▶ THE TASK:
Nothing may be dropped or altered: reproduce all the data.

-- BEGIN --

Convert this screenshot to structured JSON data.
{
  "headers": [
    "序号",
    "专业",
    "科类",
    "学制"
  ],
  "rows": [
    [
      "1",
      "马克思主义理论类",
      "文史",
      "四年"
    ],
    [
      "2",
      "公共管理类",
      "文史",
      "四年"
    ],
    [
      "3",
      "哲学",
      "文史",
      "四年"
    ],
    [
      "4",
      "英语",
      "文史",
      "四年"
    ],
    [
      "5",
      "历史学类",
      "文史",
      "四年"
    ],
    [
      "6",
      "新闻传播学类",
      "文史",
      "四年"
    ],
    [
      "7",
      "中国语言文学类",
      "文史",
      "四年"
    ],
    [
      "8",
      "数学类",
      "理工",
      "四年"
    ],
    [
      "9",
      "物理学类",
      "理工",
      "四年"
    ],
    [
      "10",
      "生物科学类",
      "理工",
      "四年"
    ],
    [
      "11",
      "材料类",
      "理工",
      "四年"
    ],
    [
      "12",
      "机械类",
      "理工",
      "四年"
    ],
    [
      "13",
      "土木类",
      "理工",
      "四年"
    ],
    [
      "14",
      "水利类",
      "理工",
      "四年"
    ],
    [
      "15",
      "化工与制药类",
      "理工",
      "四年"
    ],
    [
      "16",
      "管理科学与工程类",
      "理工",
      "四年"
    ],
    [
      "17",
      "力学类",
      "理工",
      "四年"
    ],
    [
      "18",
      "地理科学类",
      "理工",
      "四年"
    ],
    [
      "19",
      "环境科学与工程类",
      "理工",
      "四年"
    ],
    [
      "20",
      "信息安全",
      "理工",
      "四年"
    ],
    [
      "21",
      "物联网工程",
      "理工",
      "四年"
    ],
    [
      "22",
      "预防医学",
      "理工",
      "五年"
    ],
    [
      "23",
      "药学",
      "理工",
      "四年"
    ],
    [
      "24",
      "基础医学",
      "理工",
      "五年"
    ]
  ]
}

-- END --

▶ SOLUTION FOR THIS EXERCISE:
Convert this screenshot to structured JSON data.
{
  "headers": [
    "序号",
    "专业",
    "科类",
    "学制"
  ],
  "rows": [
    [
      "1",
      "马克思主义理论类",
      "文史",
      "四年"
    ],
    [
      "2",
      "公共管理类",
      "文史",
      "四年"
    ],
    [
      "3",
      "哲学",
      "文史",
      "四年"
    ],
    [
      "4",
      "英语",
      "文史",
      "四年"
    ],
    [
      "5",
      "历史学类",
      "文史",
      "四年"
    ],
    [
      "6",
      "新闻传播学类",
      "文史",
      "四年"
    ],
    [
      "7",
      "中国语言文学类",
      "文史",
      "四年"
    ],
    [
      "8",
      "数学类",
      "理工",
      "四年"
    ],
    [
      "9",
      "物理学类",
      "理工",
      "四年"
    ],
    [
      "10",
      "生物科学类",
      "理工",
      "四年"
    ],
    [
      "11",
      "材料类",
      "理工",
      "四年"
    ],
    [
      "12",
      "机械类",
      "理工",
      "四年"
    ],
    [
      "13",
      "土木类",
      "理工",
      "四年"
    ],
    [
      "14",
      "水利类",
      "理工",
      "四年"
    ],
    [
      "15",
      "化工与制药类",
      "理工",
      "四年"
    ],
    [
      "16",
      "管理科学与工程类",
      "理工",
      "四年"
    ],
    [
      "17",
      "力学类",
      "理工",
      "四年"
    ],
    [
      "18",
      "地理科学类",
      "理工",
      "四年"
    ],
    [
      "19",
      "环境科学与工程类",
      "理工",
      "四年"
    ],
    [
      "20",
      "信息安全",
      "理工",
      "四年"
    ],
    [
      "21",
      "物联网工程",
      "理工",
      "四年"
    ],
    [
      "22",
      "预防医学",
      "理工",
      "五年"
    ],
    [
      "23",
      "药学",
      "理工",
      "四年"
    ],
    [
      "24",
      "基础医学",
      "理工",
      "五年"
    ]
  ]
}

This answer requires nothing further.